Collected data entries
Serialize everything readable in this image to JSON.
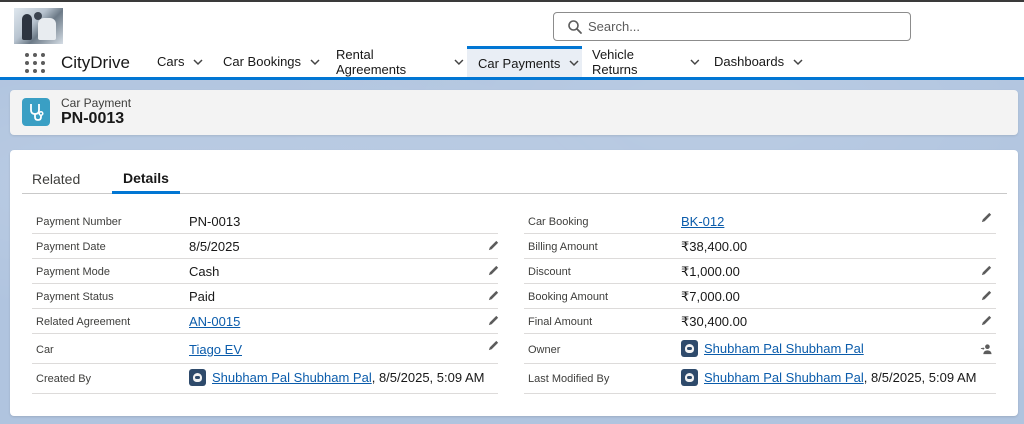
{
  "header": {
    "search_placeholder": "Search..."
  },
  "nav": {
    "app_name": "CityDrive",
    "tabs": [
      {
        "label": "Cars"
      },
      {
        "label": "Car Bookings"
      },
      {
        "label": "Rental Agreements"
      },
      {
        "label": "Car Payments"
      },
      {
        "label": "Vehicle Returns"
      },
      {
        "label": "Dashboards"
      }
    ],
    "active_tab": "Car Payments"
  },
  "record": {
    "type": "Car Payment",
    "name": "PN-0013"
  },
  "detail_tabs": [
    {
      "label": "Related"
    },
    {
      "label": "Details"
    }
  ],
  "left_fields": [
    {
      "label": "Payment Number",
      "value": "PN-0013"
    },
    {
      "label": "Payment Date",
      "value": "8/5/2025"
    },
    {
      "label": "Payment Mode",
      "value": "Cash"
    },
    {
      "label": "Payment Status",
      "value": "Paid"
    },
    {
      "label": "Related Agreement",
      "value": "AN-0015"
    },
    {
      "label": "Car",
      "value": "Tiago EV"
    },
    {
      "label": "Created By",
      "value": "Shubham Pal Shubham Pal",
      "suffix": ", 8/5/2025, 5:09 AM"
    }
  ],
  "right_fields": [
    {
      "label": "Car Booking",
      "value": "BK-012"
    },
    {
      "label": "Billing Amount",
      "value": "₹38,400.00"
    },
    {
      "label": "Discount",
      "value": "₹1,000.00"
    },
    {
      "label": "Booking Amount",
      "value": "₹7,000.00"
    },
    {
      "label": "Final Amount",
      "value": "₹30,400.00"
    },
    {
      "label": "Owner",
      "value": "Shubham Pal Shubham Pal"
    },
    {
      "label": "Last Modified By",
      "value": "Shubham Pal Shubham Pal",
      "suffix": ", 8/5/2025, 5:09 AM"
    }
  ],
  "colors": {
    "brand_blue": "#0176d3",
    "link": "#0b5cab",
    "record_icon": "#3a9fc4",
    "background": "#b0c4df"
  }
}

### Aim
Gather all lines with the string "Payments" from the data.

### Task solution
        "label": "Car Payments"
    "active_tab": "Car Payments"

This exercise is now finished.